[Record set start]

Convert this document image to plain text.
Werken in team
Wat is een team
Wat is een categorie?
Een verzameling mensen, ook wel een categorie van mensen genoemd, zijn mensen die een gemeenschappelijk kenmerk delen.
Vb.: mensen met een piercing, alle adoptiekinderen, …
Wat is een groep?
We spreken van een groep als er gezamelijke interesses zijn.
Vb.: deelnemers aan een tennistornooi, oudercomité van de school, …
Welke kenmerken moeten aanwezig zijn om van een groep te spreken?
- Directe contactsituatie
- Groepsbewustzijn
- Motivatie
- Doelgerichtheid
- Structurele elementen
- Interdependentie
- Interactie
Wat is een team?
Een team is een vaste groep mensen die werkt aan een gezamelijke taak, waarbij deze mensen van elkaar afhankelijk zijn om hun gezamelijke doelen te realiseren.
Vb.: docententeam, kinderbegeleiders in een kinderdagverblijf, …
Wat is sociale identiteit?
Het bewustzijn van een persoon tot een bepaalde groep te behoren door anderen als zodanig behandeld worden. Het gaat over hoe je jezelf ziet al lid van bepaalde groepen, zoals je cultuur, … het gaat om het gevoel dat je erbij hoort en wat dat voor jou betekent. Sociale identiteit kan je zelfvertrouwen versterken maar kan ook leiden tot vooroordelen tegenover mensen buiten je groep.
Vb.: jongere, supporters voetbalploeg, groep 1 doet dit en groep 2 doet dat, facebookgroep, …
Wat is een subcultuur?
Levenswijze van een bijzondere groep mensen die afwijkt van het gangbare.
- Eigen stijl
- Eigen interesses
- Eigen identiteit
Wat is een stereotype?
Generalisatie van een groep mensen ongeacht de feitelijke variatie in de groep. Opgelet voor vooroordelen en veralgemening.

[Record set end]

→ Your task: Set down the material above again, word for word.

→ Reply:
Convert this document image to plain text.
Werken in team
Wat is een team
Wat is een categorie?
Een verzameling mensen, ook wel een categorie van mensen genoemd, zijn mensen die een gemeenschappelijk kenmerk delen.
Vb.: mensen met een piercing, alle adoptiekinderen, …
Wat is een groep?
We spreken van een groep als er gezamelijke interesses zijn.
Vb.: deelnemers aan een tennistornooi, oudercomité van de school, …
Welke kenmerken moeten aanwezig zijn om van een groep te spreken?
- Directe contactsituatie
- Groepsbewustzijn
- Motivatie
- Doelgerichtheid
- Structurele elementen
- Interdependentie
- Interactie
Wat is een team?
Een team is een vaste groep mensen die werkt aan een gezamelijke taak, waarbij deze mensen van elkaar afhankelijk zijn om hun gezamelijke doelen te realiseren.
Vb.: docententeam, kinderbegeleiders in een kinderdagverblijf, …
Wat is sociale identiteit?
Het bewustzijn van een persoon tot een bepaalde groep te behoren door anderen als zodanig behandeld worden. Het gaat over hoe je jezelf ziet al lid van bepaalde groepen, zoals je cultuur, … het gaat om het gevoel dat je erbij hoort en wat dat voor jou betekent. Sociale identiteit kan je zelfvertrouwen versterken maar kan ook leiden tot vooroordelen tegenover mensen buiten je groep.
Vb.: jongere, supporters voetbalploeg, groep 1 doet dit en groep 2 doet dat, facebookgroep, …
Wat is een subcultuur?
Levenswijze van een bijzondere groep mensen die afwijkt van het gangbare.
- Eigen stijl
- Eigen interesses
- Eigen identiteit
Wat is een stereotype?
Generalisatie van een groep mensen ongeacht de feitelijke variatie in de groep. Opgelet voor vooroordelen en veralgemening.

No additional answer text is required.